Records:
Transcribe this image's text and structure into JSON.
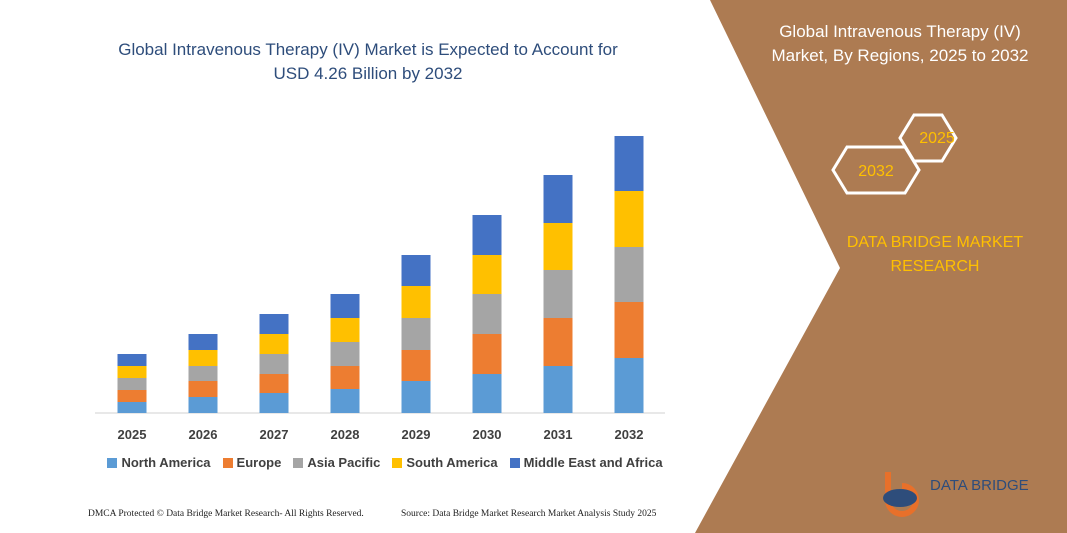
{
  "chart_data": {
    "type": "bar",
    "stacked": true,
    "title": "Global Intravenous Therapy (IV) Market is Expected to Account for USD 4.26 Billion by 2032",
    "categories": [
      "2025",
      "2026",
      "2027",
      "2028",
      "2029",
      "2030",
      "2031",
      "2032"
    ],
    "series": [
      {
        "name": "North America",
        "color": "#5b9bd5",
        "values": [
          11,
          16,
          20,
          24,
          32,
          39,
          47,
          55
        ]
      },
      {
        "name": "Europe",
        "color": "#ed7d31",
        "values": [
          12,
          16,
          19,
          23,
          31,
          40,
          48,
          56
        ]
      },
      {
        "name": "Asia Pacific",
        "color": "#a5a5a5",
        "values": [
          12,
          15,
          20,
          24,
          32,
          40,
          48,
          55
        ]
      },
      {
        "name": "South America",
        "color": "#ffc000",
        "values": [
          12,
          16,
          20,
          24,
          32,
          39,
          47,
          56
        ]
      },
      {
        "name": "Middle East and Africa",
        "color": "#4472c4",
        "values": [
          12,
          16,
          20,
          24,
          31,
          40,
          48,
          55
        ]
      }
    ]
  },
  "side_panel": {
    "title": "Global Intravenous Therapy (IV) Market, By Regions, 2025 to 2032",
    "hexagon_right": "2025",
    "hexagon_left": "2032",
    "tagline": "DATA BRIDGE MARKET RESEARCH",
    "logo": "DATA BRIDGE"
  },
  "footer": {
    "left": "DMCA Protected © Data Bridge Market Research- All Rights Reserved.",
    "right": "Source: Data Bridge Market Research Market Analysis Study 2025"
  }
}
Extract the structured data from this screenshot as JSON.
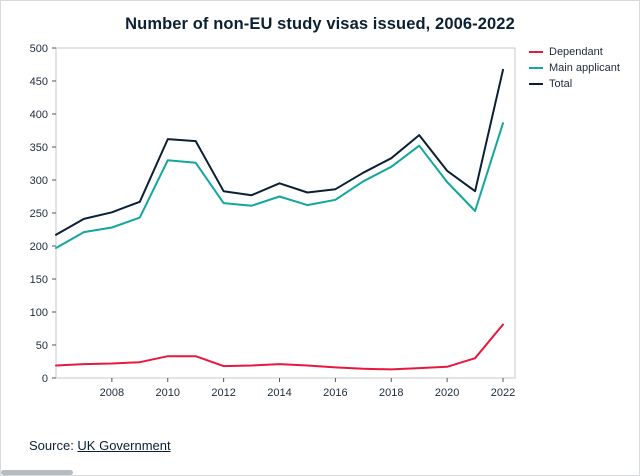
{
  "title": "Number of non-EU study visas issued, 2006-2022",
  "source": {
    "prefix": "Source: ",
    "link_text": "UK Government"
  },
  "colors": {
    "dependant": "#e8173f",
    "main_applicant": "#12a79d",
    "total": "#0b2033",
    "plot_border": "#c4c9ce",
    "tick": "#555555",
    "label": "#1c2b3a"
  },
  "chart_data": {
    "type": "line",
    "title": "Number of non-EU study visas issued, 2006-2022",
    "x": [
      2006,
      2007,
      2008,
      2009,
      2010,
      2011,
      2012,
      2013,
      2014,
      2015,
      2016,
      2017,
      2018,
      2019,
      2020,
      2021,
      2022
    ],
    "series": [
      {
        "name": "Dependant",
        "color": "#e8173f",
        "values": [
          19,
          21,
          22,
          24,
          33,
          33,
          18,
          19,
          21,
          19,
          16,
          14,
          13,
          15,
          17,
          30,
          81
        ]
      },
      {
        "name": "Main applicant",
        "color": "#12a79d",
        "values": [
          197,
          221,
          228,
          243,
          330,
          326,
          265,
          261,
          275,
          262,
          270,
          298,
          320,
          352,
          297,
          253,
          386
        ]
      },
      {
        "name": "Total",
        "color": "#0b2033",
        "values": [
          217,
          241,
          251,
          267,
          362,
          359,
          283,
          277,
          295,
          281,
          286,
          311,
          333,
          368,
          314,
          283,
          467
        ]
      }
    ],
    "xlabel": "",
    "ylabel": "",
    "ylim": [
      0,
      500
    ],
    "ytick_step": 50,
    "xtick_labels": [
      "2008",
      "2010",
      "2012",
      "2014",
      "2016",
      "2018",
      "2020",
      "2022"
    ],
    "grid": false,
    "legend_position": "top-right-outside"
  }
}
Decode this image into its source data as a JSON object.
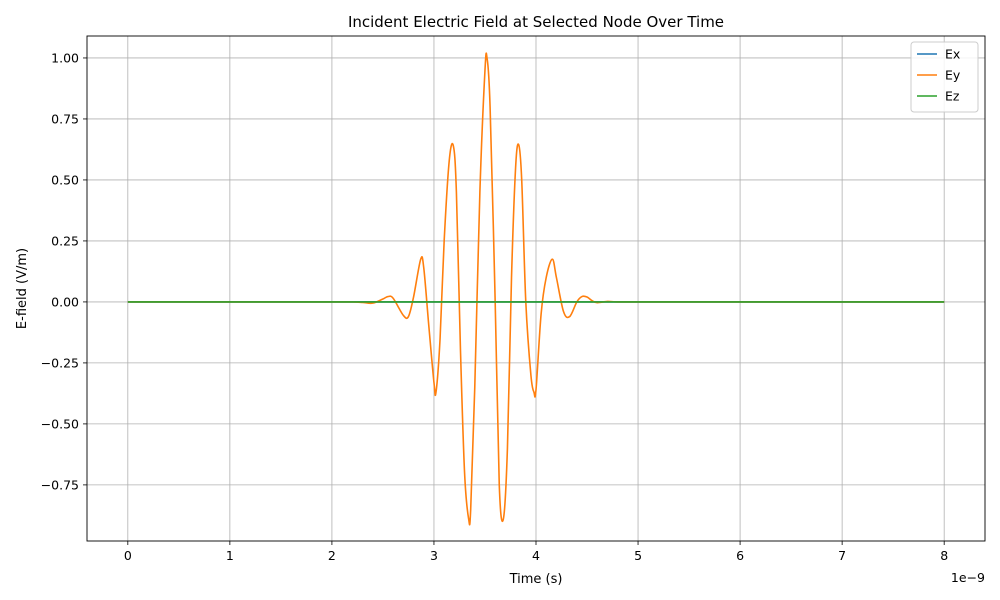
{
  "chart_data": {
    "type": "line",
    "title": "Incident Electric Field at Selected Node Over Time",
    "xlabel": "Time (s)",
    "ylabel": "E-field (V/m)",
    "x_offset_label": "1e−9",
    "xlim": [
      -0.4,
      8.4
    ],
    "ylim": [
      -0.98,
      1.09
    ],
    "x_ticks": [
      0,
      1,
      2,
      3,
      4,
      5,
      6,
      7,
      8
    ],
    "x_tick_labels": [
      "0",
      "1",
      "2",
      "3",
      "4",
      "5",
      "6",
      "7",
      "8"
    ],
    "y_ticks": [
      -0.75,
      -0.5,
      -0.25,
      0.0,
      0.25,
      0.5,
      0.75,
      1.0
    ],
    "y_tick_labels": [
      "−0.75",
      "−0.50",
      "−0.25",
      "0.00",
      "0.25",
      "0.50",
      "0.75",
      "1.00"
    ],
    "grid": true,
    "legend_position": "top-right",
    "x": [
      0,
      1.0,
      2.0,
      2.2,
      2.3,
      2.4,
      2.5,
      2.55,
      2.6,
      2.7,
      2.75,
      2.8,
      2.87,
      2.9,
      2.95,
      3.0,
      3.02,
      3.06,
      3.1,
      3.15,
      3.19,
      3.22,
      3.26,
      3.3,
      3.34,
      3.36,
      3.4,
      3.45,
      3.5,
      3.52,
      3.55,
      3.6,
      3.64,
      3.68,
      3.72,
      3.76,
      3.8,
      3.83,
      3.86,
      3.9,
      3.95,
      3.98,
      4.0,
      4.05,
      4.1,
      4.16,
      4.2,
      4.27,
      4.33,
      4.4,
      4.45,
      4.5,
      4.55,
      4.6,
      4.7,
      4.8,
      5.0,
      6.0,
      7.0,
      8.0
    ],
    "series": [
      {
        "name": "Ex",
        "color": "#1f77b4",
        "values": [
          0,
          0,
          0,
          0,
          0,
          0,
          0,
          0,
          0,
          0,
          0,
          0,
          0,
          0,
          0,
          0,
          0,
          0,
          0,
          0,
          0,
          0,
          0,
          0,
          0,
          0,
          0,
          0,
          0,
          0,
          0,
          0,
          0,
          0,
          0,
          0,
          0,
          0,
          0,
          0,
          0,
          0,
          0,
          0,
          0,
          0,
          0,
          0,
          0,
          0,
          0,
          0,
          0,
          0,
          0,
          0,
          0,
          0,
          0,
          0
        ]
      },
      {
        "name": "Ey",
        "color": "#ff7f0e",
        "values": [
          0,
          0,
          0,
          0,
          -0.002,
          -0.005,
          0.012,
          0.022,
          0.015,
          -0.055,
          -0.06,
          0.02,
          0.175,
          0.14,
          -0.1,
          -0.33,
          -0.37,
          -0.15,
          0.25,
          0.58,
          0.64,
          0.45,
          -0.2,
          -0.7,
          -0.89,
          -0.85,
          -0.35,
          0.45,
          0.95,
          1.0,
          0.8,
          0.0,
          -0.75,
          -0.89,
          -0.6,
          0.1,
          0.55,
          0.645,
          0.5,
          0.0,
          -0.3,
          -0.37,
          -0.36,
          -0.05,
          0.1,
          0.175,
          0.1,
          -0.04,
          -0.06,
          0.0,
          0.022,
          0.02,
          0.005,
          -0.003,
          0.002,
          0,
          0,
          0,
          0,
          0
        ]
      },
      {
        "name": "Ez",
        "color": "#2ca02c",
        "values": [
          0,
          0,
          0,
          0,
          0,
          0,
          0,
          0,
          0,
          0,
          0,
          0,
          0,
          0,
          0,
          0,
          0,
          0,
          0,
          0,
          0,
          0,
          0,
          0,
          0,
          0,
          0,
          0,
          0,
          0,
          0,
          0,
          0,
          0,
          0,
          0,
          0,
          0,
          0,
          0,
          0,
          0,
          0,
          0,
          0,
          0,
          0,
          0,
          0,
          0,
          0,
          0,
          0,
          0,
          0,
          0,
          0,
          0,
          0,
          0
        ]
      }
    ]
  }
}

Task to complete: Set out every line from the material that contains the string "this".

Answer to the task:
Transcribe this image's text and structure into JSON.
Extract the structured data from this screenshot as JSON.
Decode this image into its source data as a JSON object.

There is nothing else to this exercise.